# [Exercise]
All of the records listed below should be retyped exactly.

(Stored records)
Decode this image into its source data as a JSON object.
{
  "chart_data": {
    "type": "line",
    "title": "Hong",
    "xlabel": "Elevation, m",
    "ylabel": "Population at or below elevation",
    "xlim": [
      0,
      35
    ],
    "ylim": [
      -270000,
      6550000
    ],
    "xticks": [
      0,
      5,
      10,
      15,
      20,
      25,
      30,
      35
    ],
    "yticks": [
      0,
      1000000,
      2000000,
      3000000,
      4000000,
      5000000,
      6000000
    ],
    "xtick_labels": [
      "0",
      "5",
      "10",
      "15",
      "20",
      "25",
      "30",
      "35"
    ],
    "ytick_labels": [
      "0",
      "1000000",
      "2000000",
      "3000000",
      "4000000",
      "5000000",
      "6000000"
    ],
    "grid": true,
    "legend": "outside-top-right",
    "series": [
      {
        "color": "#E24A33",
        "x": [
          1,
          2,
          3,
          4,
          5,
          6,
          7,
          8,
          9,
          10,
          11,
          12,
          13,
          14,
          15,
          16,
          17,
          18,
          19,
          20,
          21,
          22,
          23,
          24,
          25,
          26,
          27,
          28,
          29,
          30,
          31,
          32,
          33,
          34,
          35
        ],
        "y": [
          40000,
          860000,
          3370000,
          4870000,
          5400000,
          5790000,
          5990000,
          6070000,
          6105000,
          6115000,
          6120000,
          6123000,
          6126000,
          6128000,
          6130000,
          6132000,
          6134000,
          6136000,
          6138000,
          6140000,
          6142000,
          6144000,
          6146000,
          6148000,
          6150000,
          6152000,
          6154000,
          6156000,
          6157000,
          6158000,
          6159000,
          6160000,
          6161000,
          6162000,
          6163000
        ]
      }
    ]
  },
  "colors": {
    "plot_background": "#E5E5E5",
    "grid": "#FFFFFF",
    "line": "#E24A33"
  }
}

# [Output for this exercise]
Decode this image into its source data as a JSON object.
{
  "chart_data": {
    "type": "line",
    "title": "Hong",
    "xlabel": "Elevation, m",
    "ylabel": "Population at or below elevation",
    "xlim": [
      0,
      35
    ],
    "ylim": [
      -270000,
      6550000
    ],
    "xticks": [
      0,
      5,
      10,
      15,
      20,
      25,
      30,
      35
    ],
    "yticks": [
      0,
      1000000,
      2000000,
      3000000,
      4000000,
      5000000,
      6000000
    ],
    "xtick_labels": [
      "0",
      "5",
      "10",
      "15",
      "20",
      "25",
      "30",
      "35"
    ],
    "ytick_labels": [
      "0",
      "1000000",
      "2000000",
      "3000000",
      "4000000",
      "5000000",
      "6000000"
    ],
    "grid": true,
    "legend": "outside-top-right",
    "series": [
      {
        "color": "#E24A33",
        "x": [
          1,
          2,
          3,
          4,
          5,
          6,
          7,
          8,
          9,
          10,
          11,
          12,
          13,
          14,
          15,
          16,
          17,
          18,
          19,
          20,
          21,
          22,
          23,
          24,
          25,
          26,
          27,
          28,
          29,
          30,
          31,
          32,
          33,
          34,
          35
        ],
        "y": [
          40000,
          860000,
          3370000,
          4870000,
          5400000,
          5790000,
          5990000,
          6070000,
          6105000,
          6115000,
          6120000,
          6123000,
          6126000,
          6128000,
          6130000,
          6132000,
          6134000,
          6136000,
          6138000,
          6140000,
          6142000,
          6144000,
          6146000,
          6148000,
          6150000,
          6152000,
          6154000,
          6156000,
          6157000,
          6158000,
          6159000,
          6160000,
          6161000,
          6162000,
          6163000
        ]
      }
    ]
  },
  "colors": {
    "plot_background": "#E5E5E5",
    "grid": "#FFFFFF",
    "line": "#E24A33"
  }
}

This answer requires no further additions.